Return each line of the listing below, unchanged, and omit the images.

____________

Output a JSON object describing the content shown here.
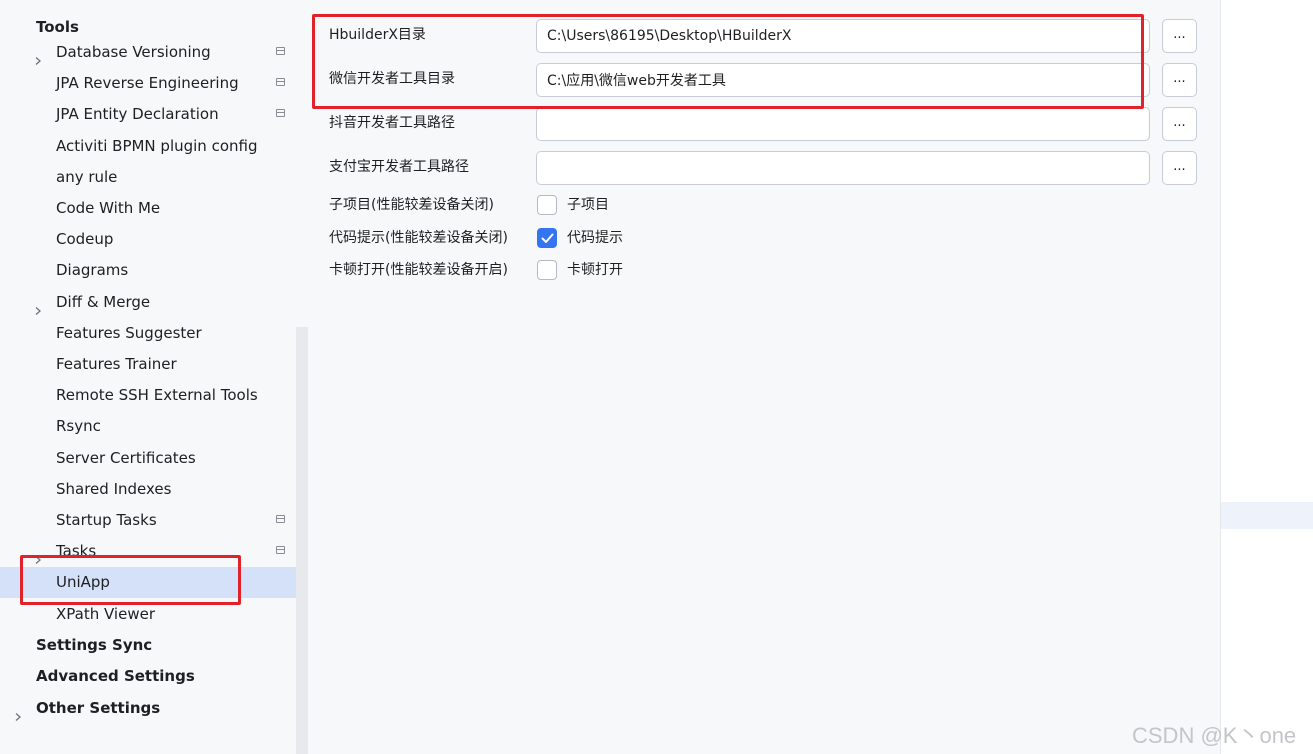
{
  "sidebar": {
    "section_title": "Tools",
    "items": [
      {
        "label": "Database Versioning",
        "chevron": true,
        "project_icon": true
      },
      {
        "label": "JPA Reverse Engineering",
        "chevron": false,
        "project_icon": true
      },
      {
        "label": "JPA Entity Declaration",
        "chevron": false,
        "project_icon": true
      },
      {
        "label": "Activiti BPMN plugin config",
        "chevron": false,
        "project_icon": false
      },
      {
        "label": "any rule",
        "chevron": false,
        "project_icon": false
      },
      {
        "label": "Code With Me",
        "chevron": false,
        "project_icon": false
      },
      {
        "label": "Codeup",
        "chevron": false,
        "project_icon": false
      },
      {
        "label": "Diagrams",
        "chevron": false,
        "project_icon": false
      },
      {
        "label": "Diff & Merge",
        "chevron": true,
        "project_icon": false
      },
      {
        "label": "Features Suggester",
        "chevron": false,
        "project_icon": false
      },
      {
        "label": "Features Trainer",
        "chevron": false,
        "project_icon": false
      },
      {
        "label": "Remote SSH External Tools",
        "chevron": false,
        "project_icon": false
      },
      {
        "label": "Rsync",
        "chevron": false,
        "project_icon": false
      },
      {
        "label": "Server Certificates",
        "chevron": false,
        "project_icon": false
      },
      {
        "label": "Shared Indexes",
        "chevron": false,
        "project_icon": false
      },
      {
        "label": "Startup Tasks",
        "chevron": false,
        "project_icon": true
      },
      {
        "label": "Tasks",
        "chevron": true,
        "project_icon": true
      },
      {
        "label": "UniApp",
        "chevron": false,
        "project_icon": false,
        "selected": true
      },
      {
        "label": "XPath Viewer",
        "chevron": false,
        "project_icon": false
      }
    ],
    "top_items": [
      {
        "label": "Settings Sync",
        "chevron": false
      },
      {
        "label": "Advanced Settings",
        "chevron": false
      },
      {
        "label": "Other Settings",
        "chevron": true
      }
    ]
  },
  "settings": {
    "paths": [
      {
        "label": "HbuilderX目录",
        "value": "C:\\Users\\86195\\Desktop\\HBuilderX",
        "browse": "..."
      },
      {
        "label": "微信开发者工具目录",
        "value": "C:\\应用\\微信web开发者工具",
        "browse": "..."
      },
      {
        "label": "抖音开发者工具路径",
        "value": "",
        "browse": "..."
      },
      {
        "label": "支付宝开发者工具路径",
        "value": "",
        "browse": "..."
      }
    ],
    "checkboxes": [
      {
        "label": "子项目(性能较差设备关闭)",
        "text": "子项目",
        "checked": false
      },
      {
        "label": "代码提示(性能较差设备关闭)",
        "text": "代码提示",
        "checked": true
      },
      {
        "label": "卡顿打开(性能较差设备开启)",
        "text": "卡顿打开",
        "checked": false
      }
    ]
  },
  "watermark": "CSDN @K丶one",
  "colors": {
    "selection": "#d5e1f8",
    "checkbox_checked": "#3574f0",
    "annotation_red": "#e0222b"
  }
}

____________

WRITTEN RESPONSE:
Output a JSON object describing the content shown here.
{
  "sidebar": {
    "section_title": "Tools",
    "items": [
      {
        "label": "Database Versioning",
        "chevron": true,
        "project_icon": true
      },
      {
        "label": "JPA Reverse Engineering",
        "chevron": false,
        "project_icon": true
      },
      {
        "label": "JPA Entity Declaration",
        "chevron": false,
        "project_icon": true
      },
      {
        "label": "Activiti BPMN plugin config",
        "chevron": false,
        "project_icon": false
      },
      {
        "label": "any rule",
        "chevron": false,
        "project_icon": false
      },
      {
        "label": "Code With Me",
        "chevron": false,
        "project_icon": false
      },
      {
        "label": "Codeup",
        "chevron": false,
        "project_icon": false
      },
      {
        "label": "Diagrams",
        "chevron": false,
        "project_icon": false
      },
      {
        "label": "Diff & Merge",
        "chevron": true,
        "project_icon": false
      },
      {
        "label": "Features Suggester",
        "chevron": false,
        "project_icon": false
      },
      {
        "label": "Features Trainer",
        "chevron": false,
        "project_icon": false
      },
      {
        "label": "Remote SSH External Tools",
        "chevron": false,
        "project_icon": false
      },
      {
        "label": "Rsync",
        "chevron": false,
        "project_icon": false
      },
      {
        "label": "Server Certificates",
        "chevron": false,
        "project_icon": false
      },
      {
        "label": "Shared Indexes",
        "chevron": false,
        "project_icon": false
      },
      {
        "label": "Startup Tasks",
        "chevron": false,
        "project_icon": true
      },
      {
        "label": "Tasks",
        "chevron": true,
        "project_icon": true
      },
      {
        "label": "UniApp",
        "chevron": false,
        "project_icon": false,
        "selected": true
      },
      {
        "label": "XPath Viewer",
        "chevron": false,
        "project_icon": false
      }
    ],
    "top_items": [
      {
        "label": "Settings Sync",
        "chevron": false
      },
      {
        "label": "Advanced Settings",
        "chevron": false
      },
      {
        "label": "Other Settings",
        "chevron": true
      }
    ]
  },
  "settings": {
    "paths": [
      {
        "label": "HbuilderX目录",
        "value": "C:\\Users\\86195\\Desktop\\HBuilderX",
        "browse": "..."
      },
      {
        "label": "微信开发者工具目录",
        "value": "C:\\应用\\微信web开发者工具",
        "browse": "..."
      },
      {
        "label": "抖音开发者工具路径",
        "value": "",
        "browse": "..."
      },
      {
        "label": "支付宝开发者工具路径",
        "value": "",
        "browse": "..."
      }
    ],
    "checkboxes": [
      {
        "label": "子项目(性能较差设备关闭)",
        "text": "子项目",
        "checked": false
      },
      {
        "label": "代码提示(性能较差设备关闭)",
        "text": "代码提示",
        "checked": true
      },
      {
        "label": "卡顿打开(性能较差设备开启)",
        "text": "卡顿打开",
        "checked": false
      }
    ]
  },
  "watermark": "CSDN @K丶one",
  "colors": {
    "selection": "#d5e1f8",
    "checkbox_checked": "#3574f0",
    "annotation_red": "#e0222b"
  }
}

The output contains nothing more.